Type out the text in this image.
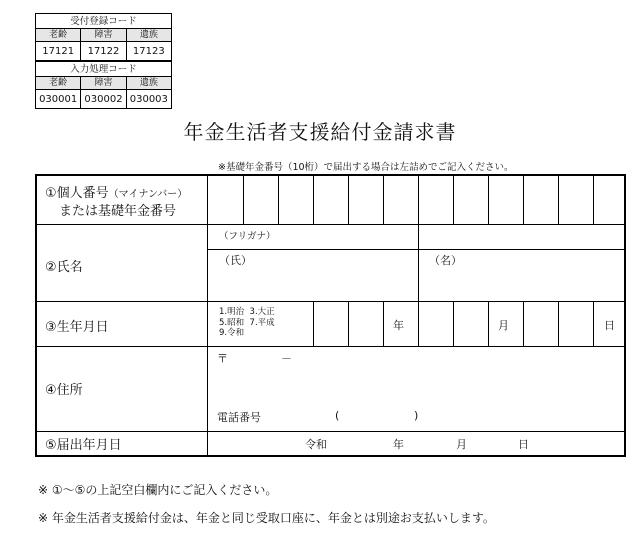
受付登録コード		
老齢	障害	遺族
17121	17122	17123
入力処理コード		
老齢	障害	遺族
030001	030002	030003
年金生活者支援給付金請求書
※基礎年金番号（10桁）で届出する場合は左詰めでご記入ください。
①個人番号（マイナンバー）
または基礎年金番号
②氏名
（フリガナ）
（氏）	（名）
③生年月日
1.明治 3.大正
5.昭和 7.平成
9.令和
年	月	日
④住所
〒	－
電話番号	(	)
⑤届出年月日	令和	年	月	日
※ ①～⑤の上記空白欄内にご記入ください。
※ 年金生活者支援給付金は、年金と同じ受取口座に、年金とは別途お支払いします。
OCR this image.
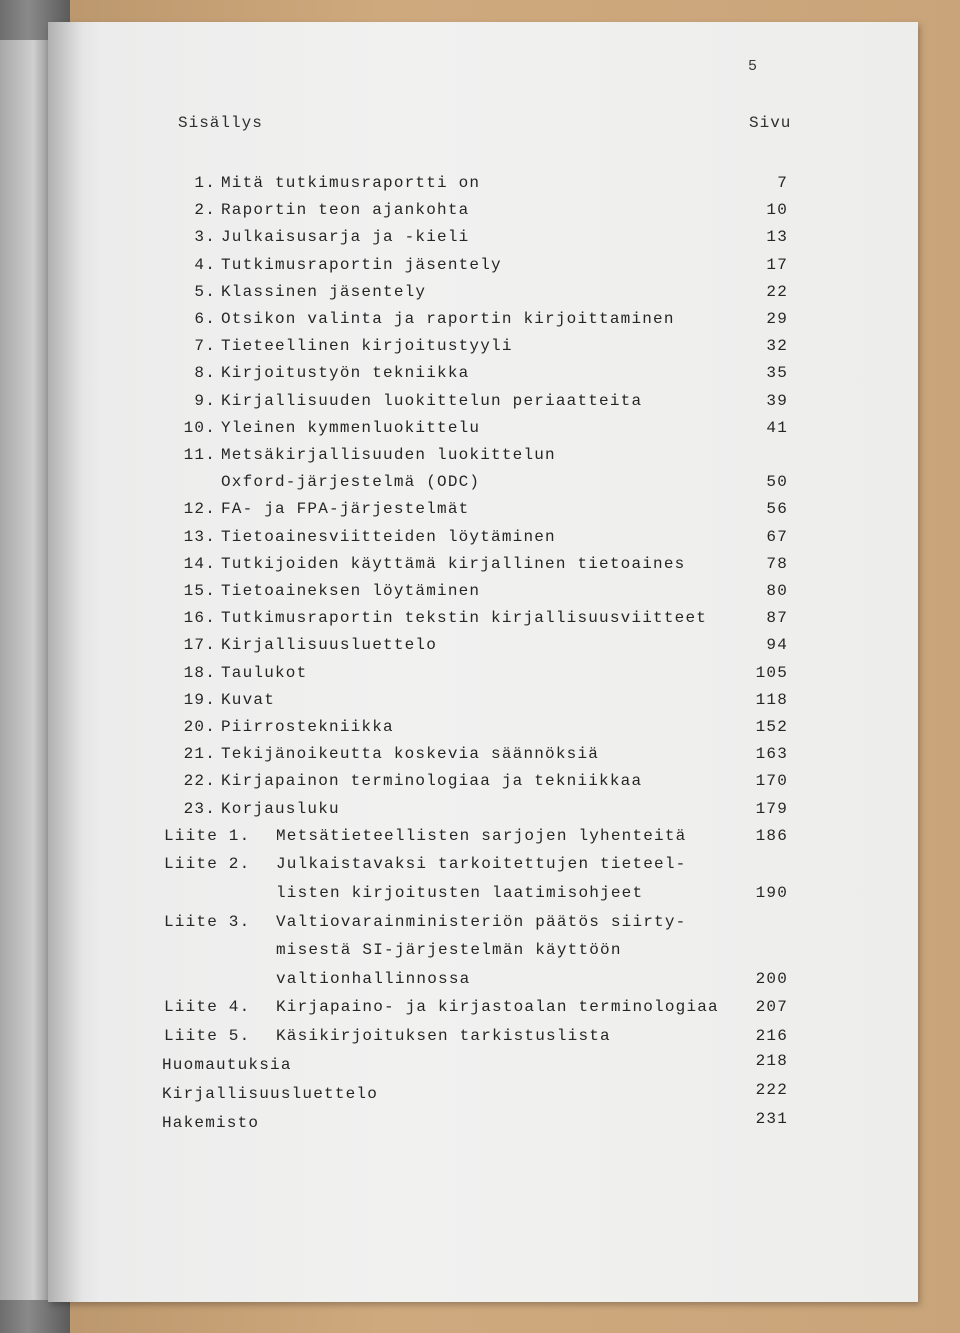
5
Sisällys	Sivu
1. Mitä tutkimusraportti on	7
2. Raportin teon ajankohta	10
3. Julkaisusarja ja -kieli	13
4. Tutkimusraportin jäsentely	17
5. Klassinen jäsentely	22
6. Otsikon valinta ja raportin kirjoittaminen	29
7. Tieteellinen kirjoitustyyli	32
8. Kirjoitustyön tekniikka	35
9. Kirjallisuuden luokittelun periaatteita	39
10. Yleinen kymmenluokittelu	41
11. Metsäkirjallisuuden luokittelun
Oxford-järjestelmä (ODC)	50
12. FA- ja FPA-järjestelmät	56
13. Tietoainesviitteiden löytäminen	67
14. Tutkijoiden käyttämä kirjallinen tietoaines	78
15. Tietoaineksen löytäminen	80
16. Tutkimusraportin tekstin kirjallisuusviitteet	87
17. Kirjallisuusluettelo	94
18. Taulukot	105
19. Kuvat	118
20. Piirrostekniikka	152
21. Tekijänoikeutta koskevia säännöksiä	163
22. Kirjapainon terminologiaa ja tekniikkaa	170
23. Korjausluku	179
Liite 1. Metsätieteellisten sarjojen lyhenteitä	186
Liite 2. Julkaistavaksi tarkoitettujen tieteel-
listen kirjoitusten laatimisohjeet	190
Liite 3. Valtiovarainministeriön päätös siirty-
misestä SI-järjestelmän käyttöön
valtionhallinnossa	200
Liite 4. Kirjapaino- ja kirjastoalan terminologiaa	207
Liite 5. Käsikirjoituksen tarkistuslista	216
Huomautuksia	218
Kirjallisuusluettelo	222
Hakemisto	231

◇ ◇ ◇ ◇

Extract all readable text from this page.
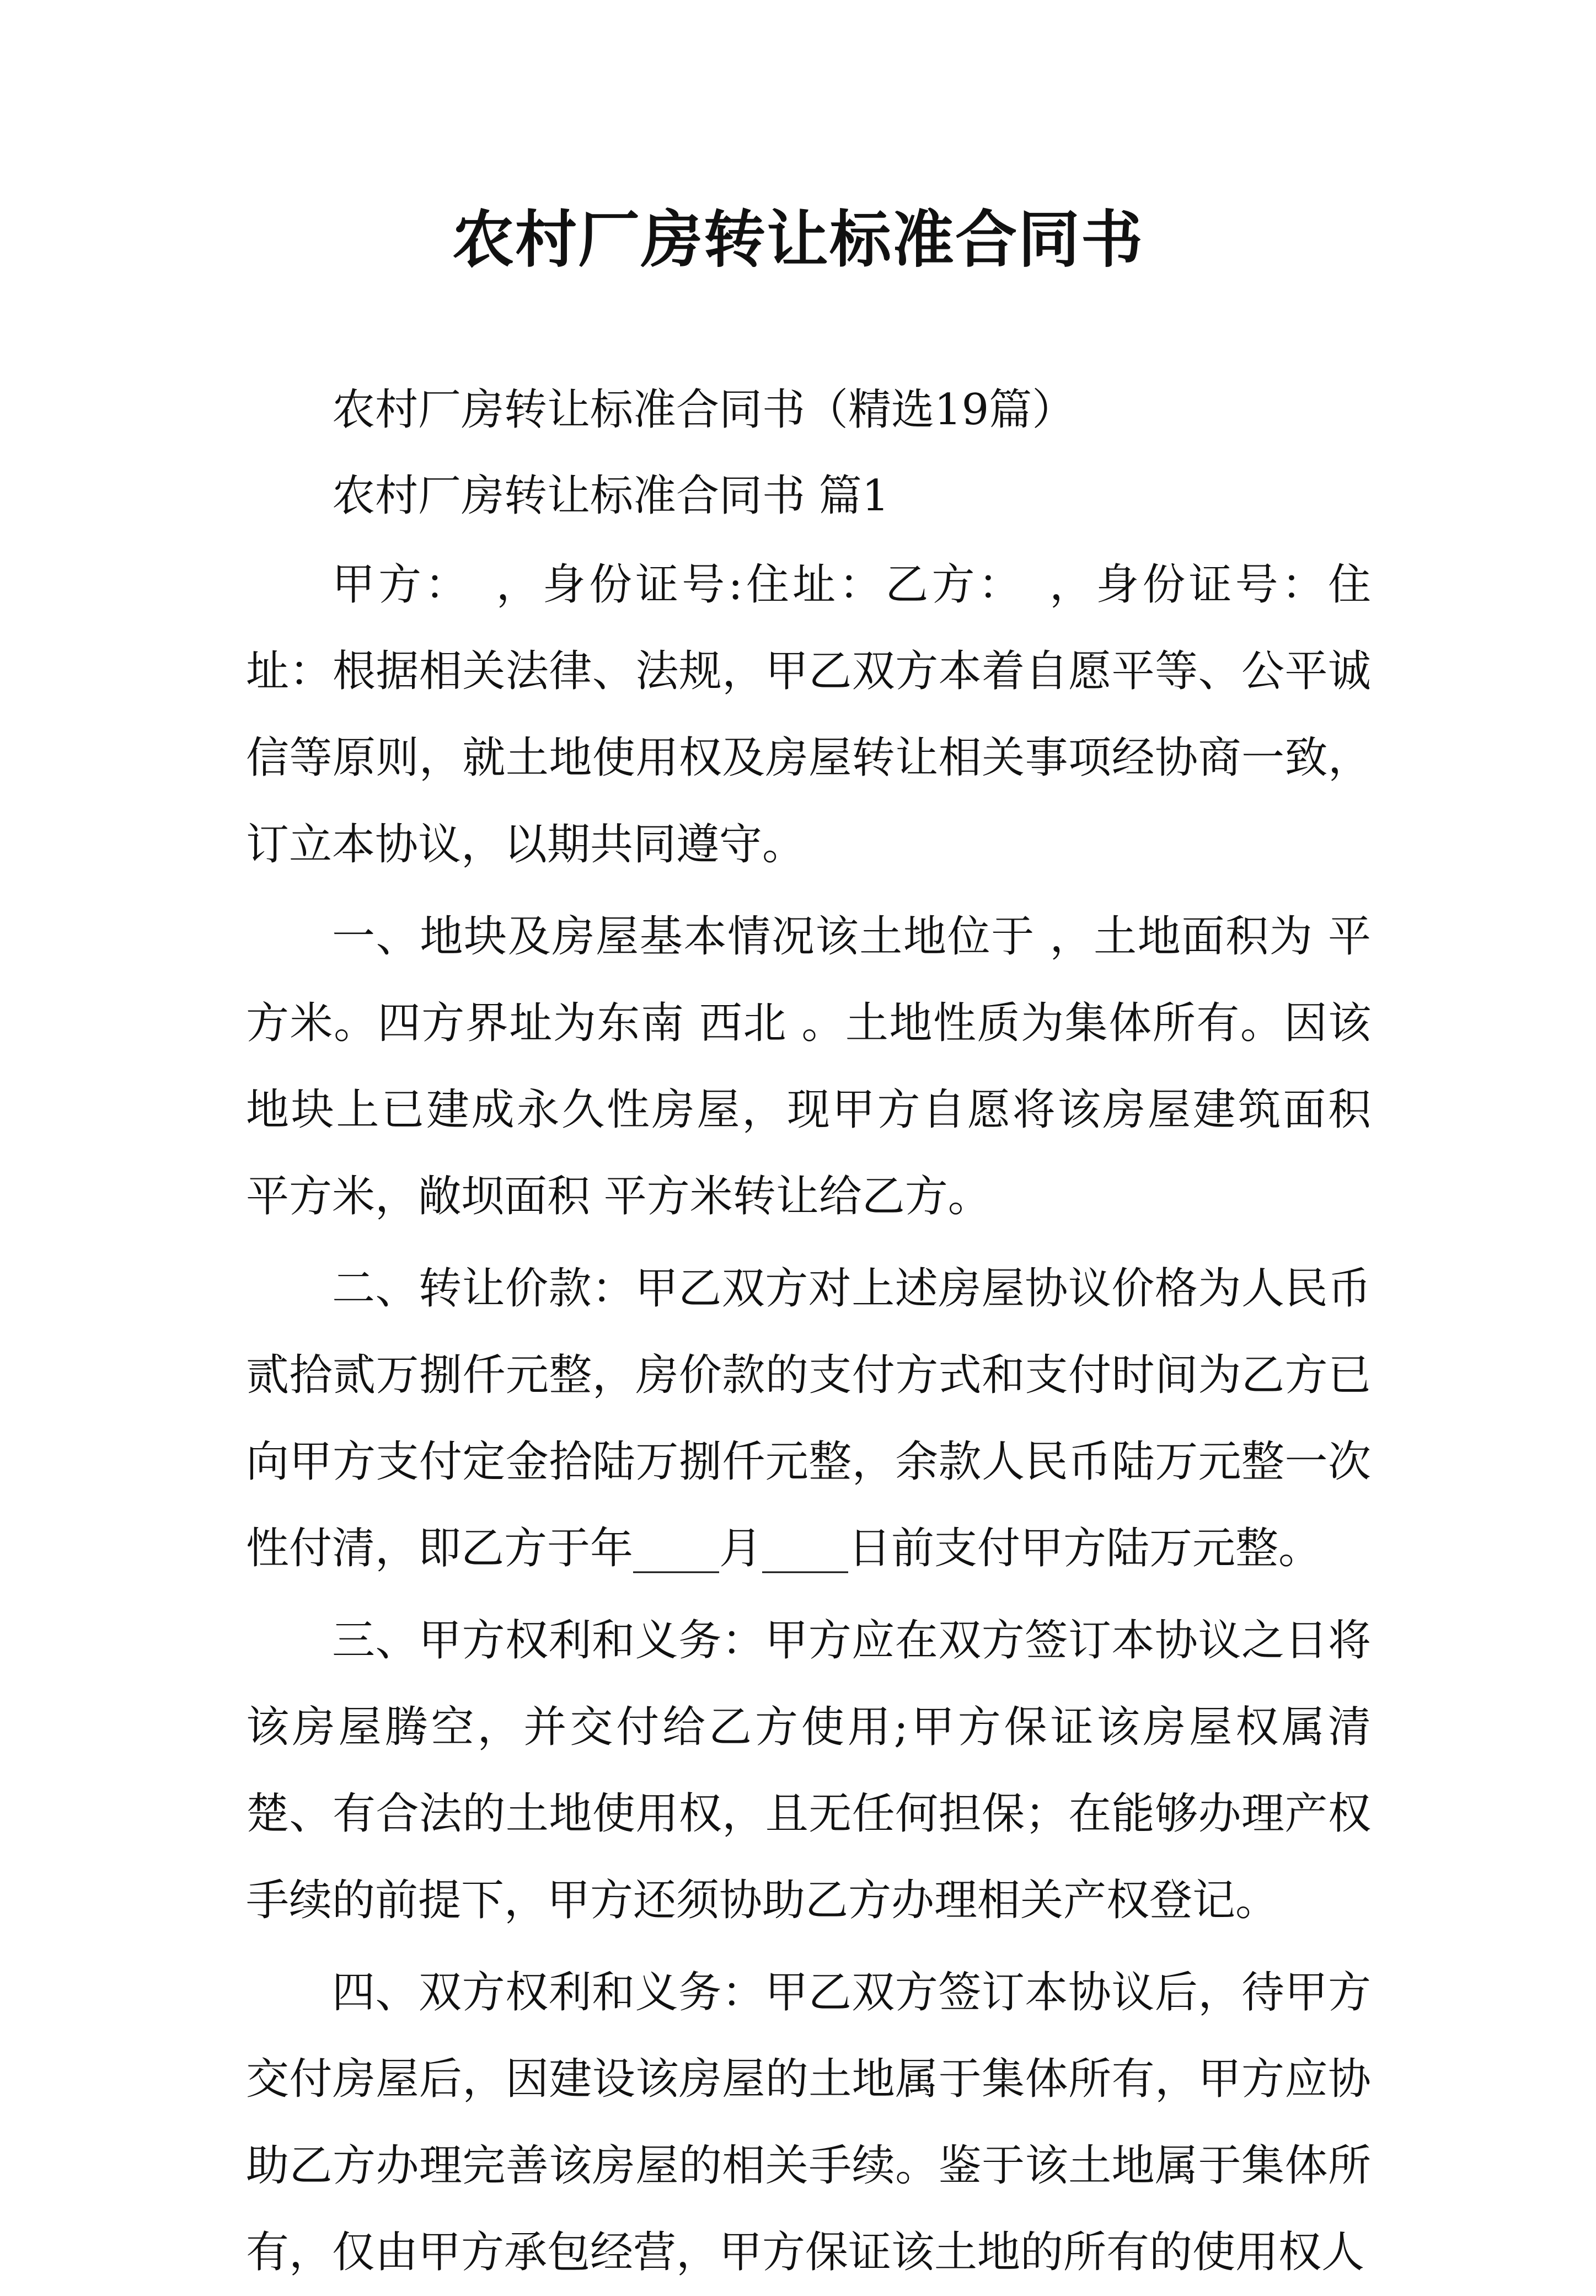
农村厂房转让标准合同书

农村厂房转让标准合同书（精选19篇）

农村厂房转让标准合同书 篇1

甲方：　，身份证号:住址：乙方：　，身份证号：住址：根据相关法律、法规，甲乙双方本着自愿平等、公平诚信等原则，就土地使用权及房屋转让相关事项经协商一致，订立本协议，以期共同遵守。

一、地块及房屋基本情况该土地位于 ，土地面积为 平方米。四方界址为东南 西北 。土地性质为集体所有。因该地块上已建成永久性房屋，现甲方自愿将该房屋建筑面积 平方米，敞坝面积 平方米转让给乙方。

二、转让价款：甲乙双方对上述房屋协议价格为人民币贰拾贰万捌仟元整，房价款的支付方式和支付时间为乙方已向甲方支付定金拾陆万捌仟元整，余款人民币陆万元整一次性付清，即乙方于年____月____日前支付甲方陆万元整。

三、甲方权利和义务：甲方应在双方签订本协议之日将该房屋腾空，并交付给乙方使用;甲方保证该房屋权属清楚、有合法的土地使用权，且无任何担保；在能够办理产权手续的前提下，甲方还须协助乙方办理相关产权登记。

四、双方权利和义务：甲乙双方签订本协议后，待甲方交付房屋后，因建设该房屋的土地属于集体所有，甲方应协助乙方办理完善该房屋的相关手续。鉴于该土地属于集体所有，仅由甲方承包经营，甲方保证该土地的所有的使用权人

◇ ◇ ◇ ◇

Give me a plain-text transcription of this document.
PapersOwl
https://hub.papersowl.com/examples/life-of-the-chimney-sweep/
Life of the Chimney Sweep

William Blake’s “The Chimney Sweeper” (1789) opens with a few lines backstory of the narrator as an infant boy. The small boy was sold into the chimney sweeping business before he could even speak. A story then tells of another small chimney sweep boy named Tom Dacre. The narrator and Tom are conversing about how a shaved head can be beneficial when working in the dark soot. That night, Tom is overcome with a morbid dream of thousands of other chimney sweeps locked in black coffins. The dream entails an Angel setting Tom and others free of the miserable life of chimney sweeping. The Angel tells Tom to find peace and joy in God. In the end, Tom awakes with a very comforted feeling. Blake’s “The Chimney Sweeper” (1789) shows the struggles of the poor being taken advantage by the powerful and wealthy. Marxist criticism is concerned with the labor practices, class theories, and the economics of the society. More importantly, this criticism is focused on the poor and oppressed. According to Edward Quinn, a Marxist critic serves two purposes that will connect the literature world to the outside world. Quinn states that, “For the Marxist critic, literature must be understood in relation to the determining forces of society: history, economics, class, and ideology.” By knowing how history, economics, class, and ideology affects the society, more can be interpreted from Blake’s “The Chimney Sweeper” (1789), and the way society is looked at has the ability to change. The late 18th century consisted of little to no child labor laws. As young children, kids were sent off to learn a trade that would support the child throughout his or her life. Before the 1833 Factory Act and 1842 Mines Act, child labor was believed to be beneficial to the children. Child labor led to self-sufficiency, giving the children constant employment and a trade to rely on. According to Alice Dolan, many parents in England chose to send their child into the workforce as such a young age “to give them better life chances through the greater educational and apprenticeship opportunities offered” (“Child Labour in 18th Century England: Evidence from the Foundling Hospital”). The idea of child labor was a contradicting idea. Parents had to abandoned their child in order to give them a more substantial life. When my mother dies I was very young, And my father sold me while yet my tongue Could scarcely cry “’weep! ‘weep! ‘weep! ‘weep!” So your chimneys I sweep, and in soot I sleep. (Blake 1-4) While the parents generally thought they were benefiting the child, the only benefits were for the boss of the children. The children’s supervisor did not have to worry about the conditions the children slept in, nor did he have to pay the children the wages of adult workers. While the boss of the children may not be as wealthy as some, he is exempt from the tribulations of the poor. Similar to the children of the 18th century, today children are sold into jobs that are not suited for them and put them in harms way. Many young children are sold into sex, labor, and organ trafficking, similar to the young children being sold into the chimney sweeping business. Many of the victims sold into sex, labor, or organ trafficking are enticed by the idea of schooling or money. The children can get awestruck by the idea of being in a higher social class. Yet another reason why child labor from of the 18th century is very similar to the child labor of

◇ ◇ ◇ ◇

• _Requirement_
Look through the entries and find each line that has the string "löytäminen". Copy those lines.

• _Answer to the exercise_
13. Tietoainesviitteiden löytäminen	67
15. Tietoaineksen löytäminen	80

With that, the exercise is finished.